_The input_.

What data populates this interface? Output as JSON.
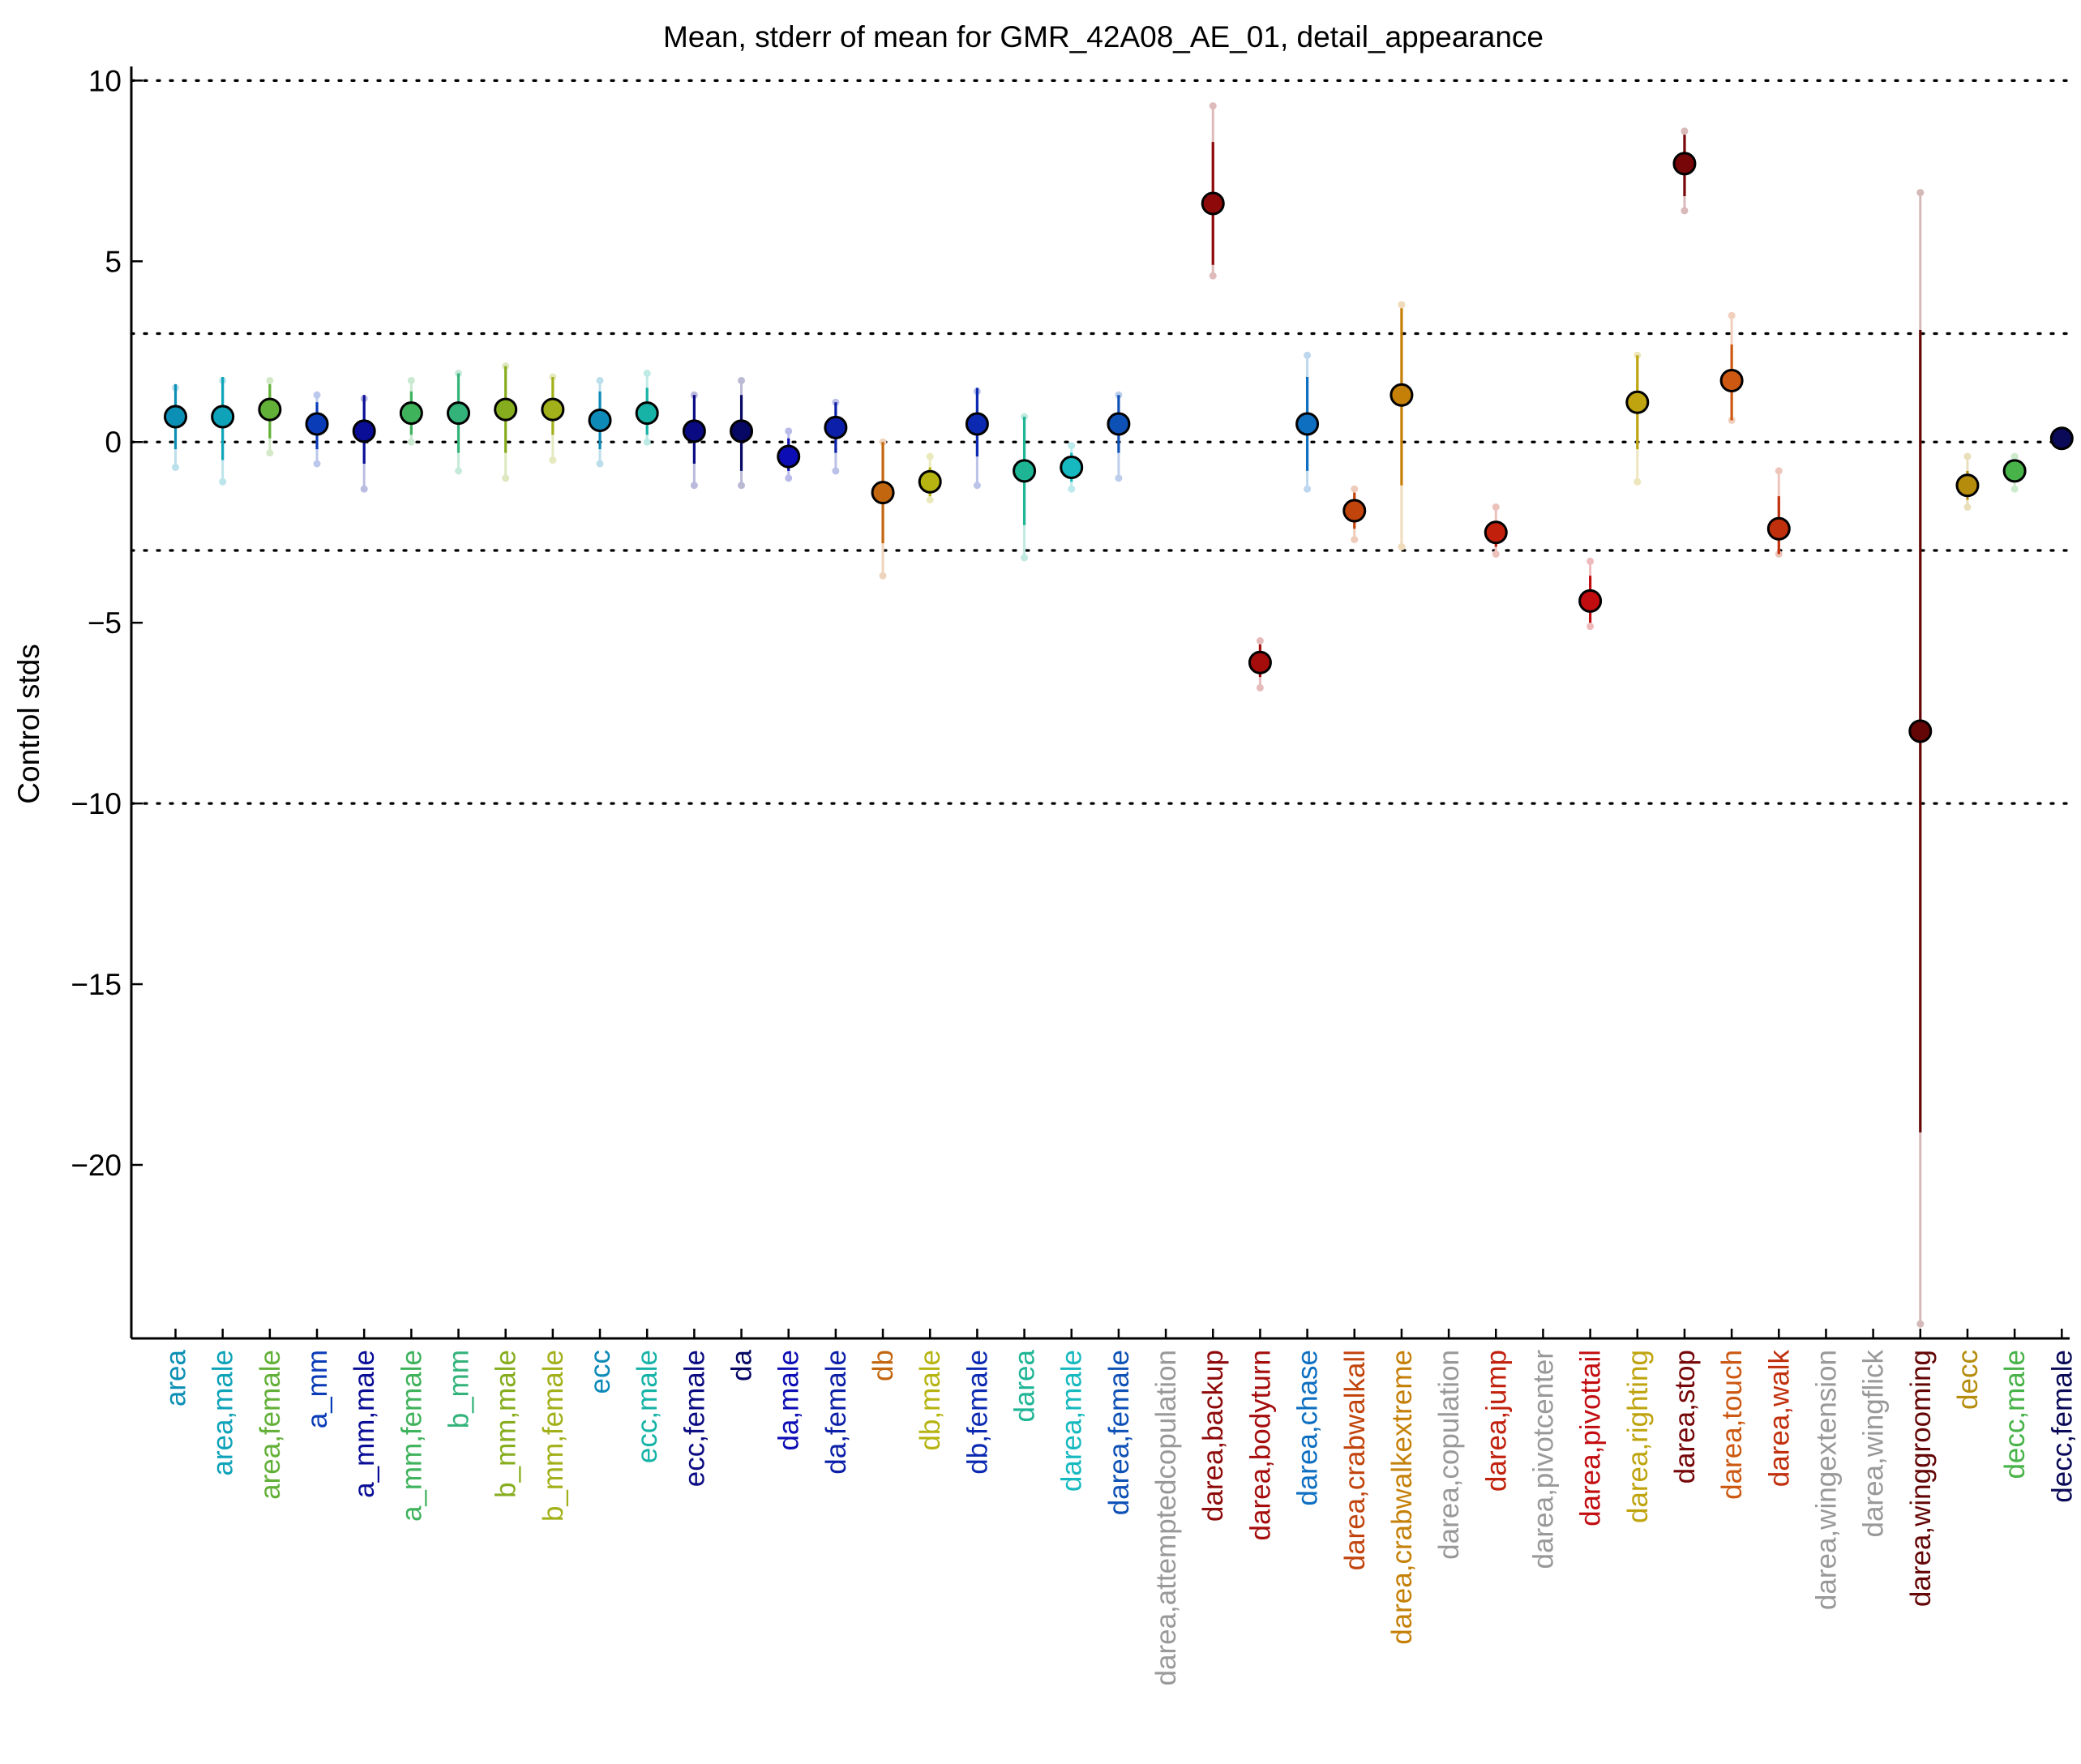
{
  "chart_data": {
    "type": "scatter",
    "title": "Mean, stderr of mean for GMR_42A08_AE_01, detail_appearance",
    "xlabel": "",
    "ylabel": "Control stds",
    "ylim": [
      -24.8,
      10.3
    ],
    "yticks": [
      10,
      5,
      0,
      -5,
      -10,
      -15,
      -20
    ],
    "reference_lines": [
      10,
      3,
      0,
      -3,
      -10
    ],
    "grid": false,
    "series": [
      {
        "label": "area",
        "mean": 0.7,
        "se_lo": -0.2,
        "se_hi": 1.6,
        "range_lo": -0.7,
        "range_hi": 1.5,
        "color": "#0c8fb4"
      },
      {
        "label": "area,male",
        "mean": 0.7,
        "se_lo": -0.5,
        "se_hi": 1.8,
        "range_lo": -1.1,
        "range_hi": 1.7,
        "color": "#0fa3b9"
      },
      {
        "label": "area,female",
        "mean": 0.9,
        "se_lo": 0.1,
        "se_hi": 1.6,
        "range_lo": -0.3,
        "range_hi": 1.7,
        "color": "#62b037"
      },
      {
        "label": "a_mm",
        "mean": 0.5,
        "se_lo": -0.2,
        "se_hi": 1.1,
        "range_lo": -0.6,
        "range_hi": 1.3,
        "color": "#0b3cb8"
      },
      {
        "label": "a_mm,male",
        "mean": 0.3,
        "se_lo": -0.6,
        "se_hi": 1.3,
        "range_lo": -1.3,
        "range_hi": 1.2,
        "color": "#0a0e96"
      },
      {
        "label": "a_mm,female",
        "mean": 0.8,
        "se_lo": 0.2,
        "se_hi": 1.4,
        "range_lo": 0.0,
        "range_hi": 1.7,
        "color": "#3fb25c"
      },
      {
        "label": "b_mm",
        "mean": 0.8,
        "se_lo": -0.3,
        "se_hi": 1.9,
        "range_lo": -0.8,
        "range_hi": 1.9,
        "color": "#33b37a"
      },
      {
        "label": "b_mm,male",
        "mean": 0.9,
        "se_lo": -0.3,
        "se_hi": 2.1,
        "range_lo": -1.0,
        "range_hi": 2.1,
        "color": "#86ad1d"
      },
      {
        "label": "b_mm,female",
        "mean": 0.9,
        "se_lo": 0.2,
        "se_hi": 1.8,
        "range_lo": -0.5,
        "range_hi": 1.8,
        "color": "#a2b019"
      },
      {
        "label": "ecc",
        "mean": 0.6,
        "se_lo": -0.2,
        "se_hi": 1.4,
        "range_lo": -0.6,
        "range_hi": 1.7,
        "color": "#0e8ab8"
      },
      {
        "label": "ecc,male",
        "mean": 0.8,
        "se_lo": 0.2,
        "se_hi": 1.5,
        "range_lo": 0.0,
        "range_hi": 1.9,
        "color": "#17b3a6"
      },
      {
        "label": "ecc,female",
        "mean": 0.3,
        "se_lo": -0.6,
        "se_hi": 1.3,
        "range_lo": -1.2,
        "range_hi": 1.3,
        "color": "#0a0a82"
      },
      {
        "label": "da",
        "mean": 0.3,
        "se_lo": -0.8,
        "se_hi": 1.3,
        "range_lo": -1.2,
        "range_hi": 1.7,
        "color": "#070764"
      },
      {
        "label": "da,male",
        "mean": -0.4,
        "se_lo": -0.8,
        "se_hi": 0.1,
        "range_lo": -1.0,
        "range_hi": 0.3,
        "color": "#0d0db5"
      },
      {
        "label": "da,female",
        "mean": 0.4,
        "se_lo": -0.3,
        "se_hi": 1.1,
        "range_lo": -0.8,
        "range_hi": 1.1,
        "color": "#0c1fa8"
      },
      {
        "label": "db",
        "mean": -1.4,
        "se_lo": -2.8,
        "se_hi": 0.0,
        "range_lo": -3.7,
        "range_hi": 0.0,
        "color": "#c2660f"
      },
      {
        "label": "db,male",
        "mean": -1.1,
        "se_lo": -1.5,
        "se_hi": -0.7,
        "range_lo": -1.6,
        "range_hi": -0.4,
        "color": "#b6b410"
      },
      {
        "label": "db,female",
        "mean": 0.5,
        "se_lo": -0.4,
        "se_hi": 1.5,
        "range_lo": -1.2,
        "range_hi": 1.4,
        "color": "#0b2ab1"
      },
      {
        "label": "darea",
        "mean": -0.8,
        "se_lo": -2.3,
        "se_hi": 0.7,
        "range_lo": -3.2,
        "range_hi": 0.7,
        "color": "#1eb595"
      },
      {
        "label": "darea,male",
        "mean": -0.7,
        "se_lo": -1.1,
        "se_hi": -0.3,
        "range_lo": -1.3,
        "range_hi": -0.1,
        "color": "#15b9bf"
      },
      {
        "label": "darea,female",
        "mean": 0.5,
        "se_lo": -0.3,
        "se_hi": 1.3,
        "range_lo": -1.0,
        "range_hi": 1.3,
        "color": "#0e51b6"
      },
      {
        "label": "darea,attemptedcopulation",
        "color": "#999999"
      },
      {
        "label": "darea,backup",
        "mean": 6.6,
        "se_lo": 4.9,
        "se_hi": 8.3,
        "range_lo": 4.6,
        "range_hi": 9.3,
        "color": "#8e0a0a"
      },
      {
        "label": "darea,bodyturn",
        "mean": -6.1,
        "se_lo": -6.5,
        "se_hi": -5.6,
        "range_lo": -6.8,
        "range_hi": -5.5,
        "color": "#a50c0c"
      },
      {
        "label": "darea,chase",
        "mean": 0.5,
        "se_lo": -0.8,
        "se_hi": 1.8,
        "range_lo": -1.3,
        "range_hi": 2.4,
        "color": "#0e6fc1"
      },
      {
        "label": "darea,crabwalkall",
        "mean": -1.9,
        "se_lo": -2.4,
        "se_hi": -1.4,
        "range_lo": -2.7,
        "range_hi": -1.3,
        "color": "#c1440c"
      },
      {
        "label": "darea,crabwalkextreme",
        "mean": 1.3,
        "se_lo": -1.2,
        "se_hi": 3.7,
        "range_lo": -2.9,
        "range_hi": 3.8,
        "color": "#c58008"
      },
      {
        "label": "darea,copulation",
        "color": "#999999"
      },
      {
        "label": "darea,jump",
        "mean": -2.5,
        "se_lo": -2.9,
        "se_hi": -2.2,
        "range_lo": -3.1,
        "range_hi": -1.8,
        "color": "#c0200c"
      },
      {
        "label": "darea,pivotcenter",
        "color": "#999999"
      },
      {
        "label": "darea,pivottail",
        "mean": -4.4,
        "se_lo": -5.0,
        "se_hi": -3.7,
        "range_lo": -5.1,
        "range_hi": -3.3,
        "color": "#c20d10"
      },
      {
        "label": "darea,righting",
        "mean": 1.1,
        "se_lo": -0.2,
        "se_hi": 2.4,
        "range_lo": -1.1,
        "range_hi": 2.4,
        "color": "#bfa40f"
      },
      {
        "label": "darea,stop",
        "mean": 7.7,
        "se_lo": 6.8,
        "se_hi": 8.5,
        "range_lo": 6.4,
        "range_hi": 8.6,
        "color": "#760607"
      },
      {
        "label": "darea,touch",
        "mean": 1.7,
        "se_lo": 0.6,
        "se_hi": 2.7,
        "range_lo": 0.6,
        "range_hi": 3.5,
        "color": "#cc5812"
      },
      {
        "label": "darea,walk",
        "mean": -2.4,
        "se_lo": -3.1,
        "se_hi": -1.5,
        "range_lo": -3.1,
        "range_hi": -0.8,
        "color": "#c1300c"
      },
      {
        "label": "darea,wingextension",
        "color": "#999999"
      },
      {
        "label": "darea,wingflick",
        "color": "#999999"
      },
      {
        "label": "darea,winggrooming",
        "mean": -8.0,
        "se_lo": -19.1,
        "se_hi": 3.1,
        "range_lo": -24.4,
        "range_hi": 6.9,
        "color": "#640606"
      },
      {
        "label": "decc",
        "mean": -1.2,
        "se_lo": -1.6,
        "se_hi": -0.8,
        "range_lo": -1.8,
        "range_hi": -0.4,
        "color": "#b58c0c"
      },
      {
        "label": "decc,male",
        "mean": -0.8,
        "se_lo": -1.1,
        "se_hi": -0.6,
        "range_lo": -1.3,
        "range_hi": -0.4,
        "color": "#48b348"
      },
      {
        "label": "decc,female",
        "mean": 0.1,
        "se_lo": -0.1,
        "se_hi": 0.2,
        "range_lo": -0.1,
        "range_hi": 0.2,
        "color": "#0a0a58"
      }
    ]
  }
}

_Goal of the exercise_.
Indicate how many lines of the material contain the string "female", giving the number and nothing more.

_Task response_.
8